— RECORDS FOR THIS TASK —
>> Start
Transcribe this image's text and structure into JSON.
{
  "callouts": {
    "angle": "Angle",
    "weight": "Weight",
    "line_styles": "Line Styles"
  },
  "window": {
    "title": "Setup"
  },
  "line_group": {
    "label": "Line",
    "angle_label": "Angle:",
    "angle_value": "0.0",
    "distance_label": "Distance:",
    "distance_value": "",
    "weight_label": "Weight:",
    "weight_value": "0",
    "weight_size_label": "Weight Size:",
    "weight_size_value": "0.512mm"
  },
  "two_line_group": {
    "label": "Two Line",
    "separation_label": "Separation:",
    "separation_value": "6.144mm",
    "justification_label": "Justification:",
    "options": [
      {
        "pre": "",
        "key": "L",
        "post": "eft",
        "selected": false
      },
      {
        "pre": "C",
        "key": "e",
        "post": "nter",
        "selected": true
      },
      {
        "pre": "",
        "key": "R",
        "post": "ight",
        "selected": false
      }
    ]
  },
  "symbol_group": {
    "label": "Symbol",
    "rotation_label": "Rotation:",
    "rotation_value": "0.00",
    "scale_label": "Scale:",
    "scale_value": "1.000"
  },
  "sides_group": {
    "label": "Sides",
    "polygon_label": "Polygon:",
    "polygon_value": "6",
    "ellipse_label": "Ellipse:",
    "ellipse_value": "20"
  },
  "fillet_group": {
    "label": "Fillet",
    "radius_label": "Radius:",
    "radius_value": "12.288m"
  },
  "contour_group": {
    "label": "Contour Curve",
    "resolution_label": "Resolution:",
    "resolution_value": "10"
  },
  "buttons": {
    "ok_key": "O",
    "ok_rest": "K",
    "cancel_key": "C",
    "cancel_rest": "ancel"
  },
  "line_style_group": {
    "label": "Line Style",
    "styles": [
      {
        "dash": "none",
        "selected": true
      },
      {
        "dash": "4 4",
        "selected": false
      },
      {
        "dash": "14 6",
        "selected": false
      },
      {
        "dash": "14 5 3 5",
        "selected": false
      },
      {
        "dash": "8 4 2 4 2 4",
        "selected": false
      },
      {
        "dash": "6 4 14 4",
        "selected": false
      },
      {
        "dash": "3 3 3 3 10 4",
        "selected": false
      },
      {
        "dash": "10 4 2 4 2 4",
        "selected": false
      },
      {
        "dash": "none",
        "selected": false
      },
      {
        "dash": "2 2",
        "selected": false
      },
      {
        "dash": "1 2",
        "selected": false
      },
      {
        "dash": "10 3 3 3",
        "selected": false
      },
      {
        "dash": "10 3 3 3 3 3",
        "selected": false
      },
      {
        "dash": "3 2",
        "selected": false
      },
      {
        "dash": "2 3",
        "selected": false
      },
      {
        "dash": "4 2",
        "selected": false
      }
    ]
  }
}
>> End
— YOUR OBJECTIVE —
Transcribe every entry exactly, omitting nothing.

— RESULT OF THE TASK —
Transcribe this image's text and structure into JSON.
{
  "callouts": {
    "angle": "Angle",
    "weight": "Weight",
    "line_styles": "Line Styles"
  },
  "window": {
    "title": "Setup"
  },
  "line_group": {
    "label": "Line",
    "angle_label": "Angle:",
    "angle_value": "0.0",
    "distance_label": "Distance:",
    "distance_value": "",
    "weight_label": "Weight:",
    "weight_value": "0",
    "weight_size_label": "Weight Size:",
    "weight_size_value": "0.512mm"
  },
  "two_line_group": {
    "label": "Two Line",
    "separation_label": "Separation:",
    "separation_value": "6.144mm",
    "justification_label": "Justification:",
    "options": [
      {
        "pre": "",
        "key": "L",
        "post": "eft",
        "selected": false
      },
      {
        "pre": "C",
        "key": "e",
        "post": "nter",
        "selected": true
      },
      {
        "pre": "",
        "key": "R",
        "post": "ight",
        "selected": false
      }
    ]
  },
  "symbol_group": {
    "label": "Symbol",
    "rotation_label": "Rotation:",
    "rotation_value": "0.00",
    "scale_label": "Scale:",
    "scale_value": "1.000"
  },
  "sides_group": {
    "label": "Sides",
    "polygon_label": "Polygon:",
    "polygon_value": "6",
    "ellipse_label": "Ellipse:",
    "ellipse_value": "20"
  },
  "fillet_group": {
    "label": "Fillet",
    "radius_label": "Radius:",
    "radius_value": "12.288m"
  },
  "contour_group": {
    "label": "Contour Curve",
    "resolution_label": "Resolution:",
    "resolution_value": "10"
  },
  "buttons": {
    "ok_key": "O",
    "ok_rest": "K",
    "cancel_key": "C",
    "cancel_rest": "ancel"
  },
  "line_style_group": {
    "label": "Line Style",
    "styles": [
      {
        "dash": "none",
        "selected": true
      },
      {
        "dash": "4 4",
        "selected": false
      },
      {
        "dash": "14 6",
        "selected": false
      },
      {
        "dash": "14 5 3 5",
        "selected": false
      },
      {
        "dash": "8 4 2 4 2 4",
        "selected": false
      },
      {
        "dash": "6 4 14 4",
        "selected": false
      },
      {
        "dash": "3 3 3 3 10 4",
        "selected": false
      },
      {
        "dash": "10 4 2 4 2 4",
        "selected": false
      },
      {
        "dash": "none",
        "selected": false
      },
      {
        "dash": "2 2",
        "selected": false
      },
      {
        "dash": "1 2",
        "selected": false
      },
      {
        "dash": "10 3 3 3",
        "selected": false
      },
      {
        "dash": "10 3 3 3 3 3",
        "selected": false
      },
      {
        "dash": "3 2",
        "selected": false
      },
      {
        "dash": "2 3",
        "selected": false
      },
      {
        "dash": "4 2",
        "selected": false
      }
    ]
  }
}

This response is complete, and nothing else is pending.